Input data:

(begin)

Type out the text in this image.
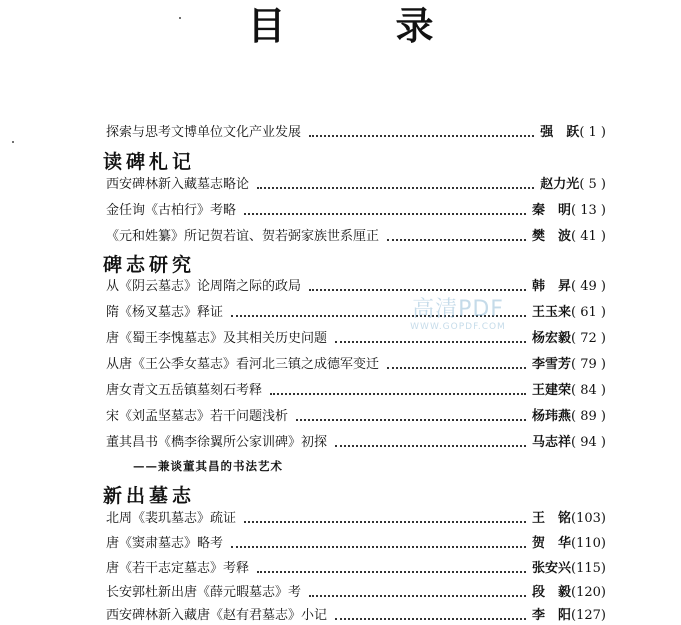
目　录
探索与思考文博单位文化产业发展	强　跃 ( 1 )
读碑札记
西安碑林新入藏墓志略论	赵力光 ( 5 )
金任询《古柏行》考略	秦　明 ( 13 )
《元和姓纂》所记贺若谊、贺若弼家族世系厘正	樊　波 ( 41 )
碑志研究
从《阴云墓志》论周隋之际的政局	韩　昇 ( 49 )
隋《杨叉墓志》释证	王玉来 ( 61 )
唐《蜀王李愧墓志》及其相关历史问题	杨宏毅 ( 72 )
从唐《王公季女墓志》看河北三镇之成德军变迁	李雪芳 ( 79 )
唐女青文五岳镇墓刻石考释	王建荣 ( 84 )
宋《刘孟坚墓志》若干问题浅析	杨玮燕 ( 89 )
董其昌书《檇李徐翼所公家训碑》初探	马志祥 ( 94 )
——兼谈董其昌的书法艺术
新出墓志
北周《裴玑墓志》疏证	王　铭 (103)
唐《窦肃墓志》略考	贺　华 (110)
唐《若干志定墓志》考释	张安兴 (115)
长安郭杜新出唐《薛元暇墓志》考	段　毅 (120)
西安碑林新入藏唐《赵有君墓志》小记	李　阳 (127)
高清PDF
WWW.GOPDF.COM
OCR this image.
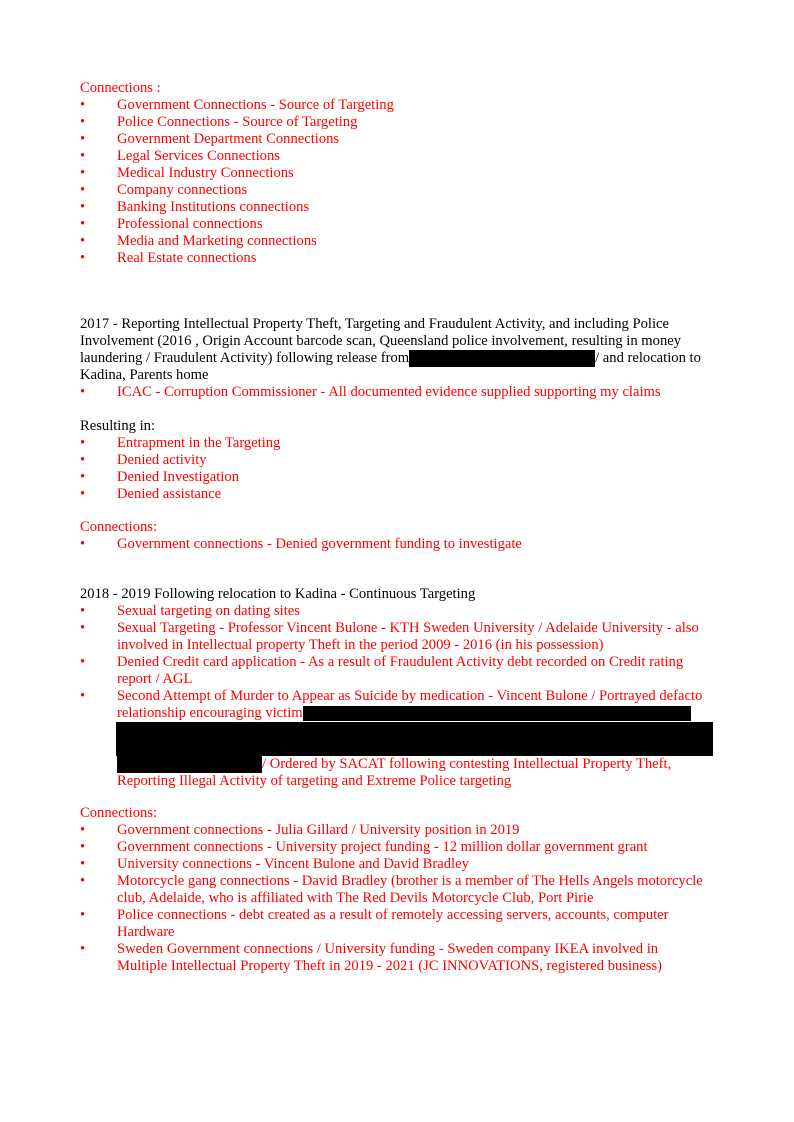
Connections :
•	Government Connections - Source of Targeting
•	Police Connections - Source of Targeting
•	Government Department Connections
•	Legal Services Connections
•	Medical Industry Connections
•	Company connections
•	Banking Institutions connections
•	Professional connections
•	Media and Marketing connections
•	Real Estate connections
2017 - Reporting Intellectual Property Theft, Targeting and Fraudulent Activity, and including Police
Involvement (2016 , Origin Account barcode scan, Queensland police involvement, resulting in money
laundering / Fraudulent Activity) following release from	/ and relocation to
Kadina, Parents home
•	ICAC - Corruption Commissioner - All documented evidence supplied supporting my claims
Resulting in:
•	Entrapment in the Targeting
•	Denied activity
•	Denied Investigation
•	Denied assistance
Connections:
•	Government connections - Denied government funding to investigate
2018 - 2019 Following relocation to Kadina - Continuous Targeting
•	Sexual targeting on dating sites
•	Sexual Targeting - Professor Vincent Bulone - KTH Sweden University / Adelaide University - also
involved in Intellectual property Theft in the period 2009 - 2016 (in his possession)
•	Denied Credit card application - As a result of Fraudulent Activity debt recorded on Credit rating
report / AGL
•	Second Attempt of Murder to Appear as Suicide by medication - Vincent Bulone / Portrayed defacto
relationship encouraging victim
/ Ordered by SACAT following contesting Intellectual Property Theft,
Reporting Illegal Activity of targeting and Extreme Police targeting
Connections:
•	Government connections - Julia Gillard / University position in 2019
•	Government connections - University project funding - 12 million dollar government grant
•	University connections - Vincent Bulone and David Bradley
•	Motorcycle gang connections - David Bradley (brother is a member of The Hells Angels motorcycle
club, Adelaide, who is affiliated with The Red Devils Motorcycle Club, Port Pirie
•	Police connections - debt created as a result of remotely accessing servers, accounts, computer
Hardware
•	Sweden Government connections / University funding - Sweden company IKEA involved in
Multiple Intellectual Property Theft in 2019 - 2021 (JC INNOVATIONS, registered business)
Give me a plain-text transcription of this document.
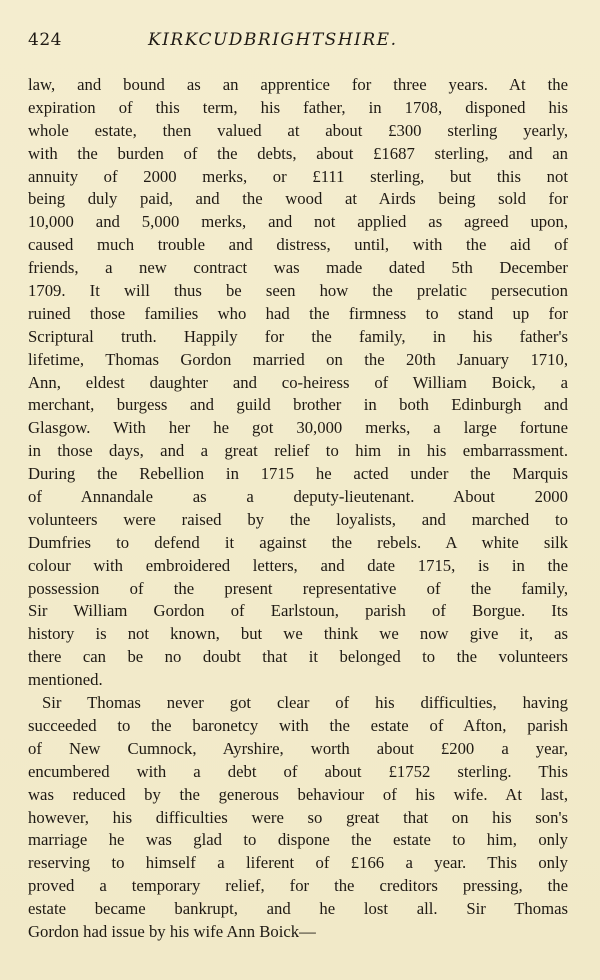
424	KIRKCUDBRIGHTSHIRE.
law, and bound as an apprentice for three years. At the
expiration of this term, his father, in 1708, disponed his
whole estate, then valued at about £300 sterling yearly,
with the burden of the debts, about £1687 sterling, and an
annuity of 2000 merks, or £111 sterling, but this not
being duly paid, and the wood at Airds being sold for
10,000 and 5,000 merks, and not applied as agreed upon,
caused much trouble and distress, until, with the aid of
friends, a new contract was made dated 5th December
1709. It will thus be seen how the prelatic persecution
ruined those families who had the firmness to stand up for
Scriptural truth. Happily for the family, in his father's
lifetime, Thomas Gordon married on the 20th January 1710,
Ann, eldest daughter and co-heiress of William Boick, a
merchant, burgess and guild brother in both Edinburgh and
Glasgow. With her he got 30,000 merks, a large fortune
in those days, and a great relief to him in his embarrassment.
During the Rebellion in 1715 he acted under the Marquis
of Annandale as a deputy-lieutenant. About 2000
volunteers were raised by the loyalists, and marched to
Dumfries to defend it against the rebels. A white silk
colour with embroidered letters, and date 1715, is in the
possession of the present representative of the family,
Sir William Gordon of Earlstoun, parish of Borgue. Its
history is not known, but we think we now give it, as
there can be no doubt that it belonged to the volunteers
mentioned.
Sir Thomas never got clear of his difficulties, having
succeeded to the baronetcy with the estate of Afton, parish
of New Cumnock, Ayrshire, worth about £200 a year,
encumbered with a debt of about £1752 sterling. This
was reduced by the generous behaviour of his wife. At last,
however, his difficulties were so great that on his son's
marriage he was glad to dispone the estate to him, only
reserving to himself a liferent of £166 a year. This only
proved a temporary relief, for the creditors pressing, the
estate became bankrupt, and he lost all. Sir Thomas
Gordon had issue by his wife Ann Boick—
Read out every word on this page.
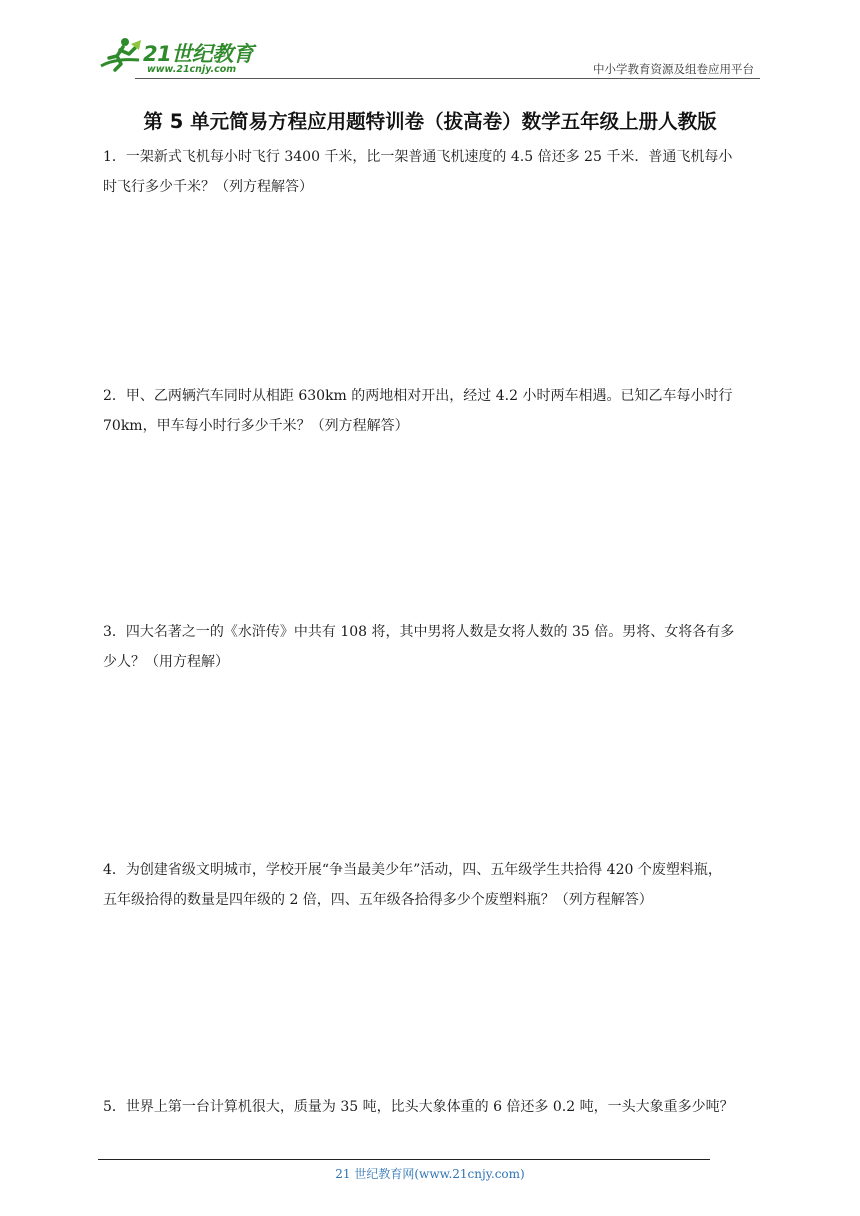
21世纪教育
www.21cnjy.com	中小学教育资源及组卷应用平台
第 5 单元简易方程应用题特训卷（拔高卷）数学五年级上册人教版

1．一架新式飞机每小时飞行 3400 千米，比一架普通飞机速度的 4.5 倍还多 25 千米．普通飞机每小

时飞行多少千米？（列方程解答）

2．甲、乙两辆汽车同时从相距 630km 的两地相对开出，经过 4.2 小时两车相遇。已知乙车每小时行

70km，甲车每小时行多少千米？（列方程解答）

3．四大名著之一的《水浒传》中共有 108 将，其中男将人数是女将人数的 35 倍。男将、女将各有多

少人？（用方程解）

4．为创建省级文明城市，学校开展“争当最美少年”活动，四、五年级学生共拾得 420 个废塑料瓶，

五年级拾得的数量是四年级的 2 倍，四、五年级各拾得多少个废塑料瓶？（列方程解答）

5．世界上第一台计算机很大，质量为 35 吨，比头大象体重的 6 倍还多 0.2 吨，一头大象重多少吨？

21 世纪教育网(www.21cnjy.com)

(end)

Required task: Leave out the pictures, and give all the records again exactly.

Task result:
Type out the text in this image.
目　录
探索与思考文博单位文化产业发展	强　跃 ( 1 )
读碑札记
西安碑林新入藏墓志略论	赵力光 ( 5 )
金任询《古柏行》考略	秦　明 ( 13 )
《元和姓纂》所记贺若谊、贺若弼家族世系厘正	樊　波 ( 41 )
碑志研究
从《阴云墓志》论周隋之际的政局	韩　昇 ( 49 )
隋《杨叉墓志》释证	王玉来 ( 61 )
唐《蜀王李愧墓志》及其相关历史问题	杨宏毅 ( 72 )
从唐《王公季女墓志》看河北三镇之成德军变迁	李雪芳 ( 79 )
唐女青文五岳镇墓刻石考释	王建荣 ( 84 )
宋《刘孟坚墓志》若干问题浅析	杨玮燕 ( 89 )
董其昌书《檇李徐翼所公家训碑》初探	马志祥 ( 94 )
——兼谈董其昌的书法艺术
新出墓志
北周《裴玑墓志》疏证	王　铭 (103)
唐《窦肃墓志》略考	贺　华 (110)
唐《若干志定墓志》考释	张安兴 (115)
长安郭杜新出唐《薛元暇墓志》考	段　毅 (120)
西安碑林新入藏唐《赵有君墓志》小记	李　阳 (127)
高清PDF
WWW.GOPDF.COM
OCR this image.
Connections :
•	Government Connections - Source of Targeting
•	Police Connections - Source of Targeting
•	Government Department Connections
•	Legal Services Connections
•	Medical Industry Connections
•	Company connections
•	Banking Institutions connections
•	Professional connections
•	Media and Marketing connections
•	Real Estate connections
2017 - Reporting Intellectual Property Theft, Targeting and Fraudulent Activity, and including Police
Involvement (2016 , Origin Account barcode scan, Queensland police involvement, resulting in money
laundering / Fraudulent Activity) following release from	/ and relocation to
Kadina, Parents home
•	ICAC - Corruption Commissioner - All documented evidence supplied supporting my claims
Resulting in:
•	Entrapment in the Targeting
•	Denied activity
•	Denied Investigation
•	Denied assistance
Connections:
•	Government connections - Denied government funding to investigate
2018 - 2019 Following relocation to Kadina - Continuous Targeting
•	Sexual targeting on dating sites
•	Sexual Targeting - Professor Vincent Bulone - KTH Sweden University / Adelaide University - also
involved in Intellectual property Theft in the period 2009 - 2016 (in his possession)
•	Denied Credit card application - As a result of Fraudulent Activity debt recorded on Credit rating
report / AGL
•	Second Attempt of Murder to Appear as Suicide by medication - Vincent Bulone / Portrayed defacto
relationship encouraging victim
/ Ordered by SACAT following contesting Intellectual Property Theft,
Reporting Illegal Activity of targeting and Extreme Police targeting
Connections:
•	Government connections - Julia Gillard / University position in 2019
•	Government connections - University project funding - 12 million dollar government grant
•	University connections - Vincent Bulone and David Bradley
•	Motorcycle gang connections - David Bradley (brother is a member of The Hells Angels motorcycle
club, Adelaide, who is affiliated with The Red Devils Motorcycle Club, Port Pirie
•	Police connections - debt created as a result of remotely accessing servers, accounts, computer
Hardware
•	Sweden Government connections / University funding - Sweden company IKEA involved in
Multiple Intellectual Property Theft in 2019 - 2021 (JC INNOVATIONS, registered business)
Give me a plain-text transcription of this document.
424	KIRKCUDBRIGHTSHIRE.
law, and bound as an apprentice for three years. At the
expiration of this term, his father, in 1708, disponed his
whole estate, then valued at about £300 sterling yearly,
with the burden of the debts, about £1687 sterling, and an
annuity of 2000 merks, or £111 sterling, but this not
being duly paid, and the wood at Airds being sold for
10,000 and 5,000 merks, and not applied as agreed upon,
caused much trouble and distress, until, with the aid of
friends, a new contract was made dated 5th December
1709. It will thus be seen how the prelatic persecution
ruined those families who had the firmness to stand up for
Scriptural truth. Happily for the family, in his father's
lifetime, Thomas Gordon married on the 20th January 1710,
Ann, eldest daughter and co-heiress of William Boick, a
merchant, burgess and guild brother in both Edinburgh and
Glasgow. With her he got 30,000 merks, a large fortune
in those days, and a great relief to him in his embarrassment.
During the Rebellion in 1715 he acted under the Marquis
of Annandale as a deputy-lieutenant. About 2000
volunteers were raised by the loyalists, and marched to
Dumfries to defend it against the rebels. A white silk
colour with embroidered letters, and date 1715, is in the
possession of the present representative of the family,
Sir William Gordon of Earlstoun, parish of Borgue. Its
history is not known, but we think we now give it, as
there can be no doubt that it belonged to the volunteers
mentioned.
Sir Thomas never got clear of his difficulties, having
succeeded to the baronetcy with the estate of Afton, parish
of New Cumnock, Ayrshire, worth about £200 a year,
encumbered with a debt of about £1752 sterling. This
was reduced by the generous behaviour of his wife. At last,
however, his difficulties were so great that on his son's
marriage he was glad to dispone the estate to him, only
reserving to himself a liferent of £166 a year. This only
proved a temporary relief, for the creditors pressing, the
estate became bankrupt, and he lost all. Sir Thomas
Gordon had issue by his wife Ann Boick—
Read out every word on this page.
21世纪教育
www.21cnjy.com	中小学教育资源及组卷应用平台
第 5 单元简易方程应用题特训卷（拔高卷）数学五年级上册人教版

1．一架新式飞机每小时飞行 3400 千米，比一架普通飞机速度的 4.5 倍还多 25 千米．普通飞机每小

时飞行多少千米？（列方程解答）

2．甲、乙两辆汽车同时从相距 630km 的两地相对开出，经过 4.2 小时两车相遇。已知乙车每小时行

70km，甲车每小时行多少千米？（列方程解答）

3．四大名著之一的《水浒传》中共有 108 将，其中男将人数是女将人数的 35 倍。男将、女将各有多

少人？（用方程解）

4．为创建省级文明城市，学校开展“争当最美少年”活动，四、五年级学生共拾得 420 个废塑料瓶，

五年级拾得的数量是四年级的 2 倍，四、五年级各拾得多少个废塑料瓶？（列方程解答）

5．世界上第一台计算机很大，质量为 35 吨，比头大象体重的 6 倍还多 0.2 吨，一头大象重多少吨？

21 世纪教育网(www.21cnjy.com)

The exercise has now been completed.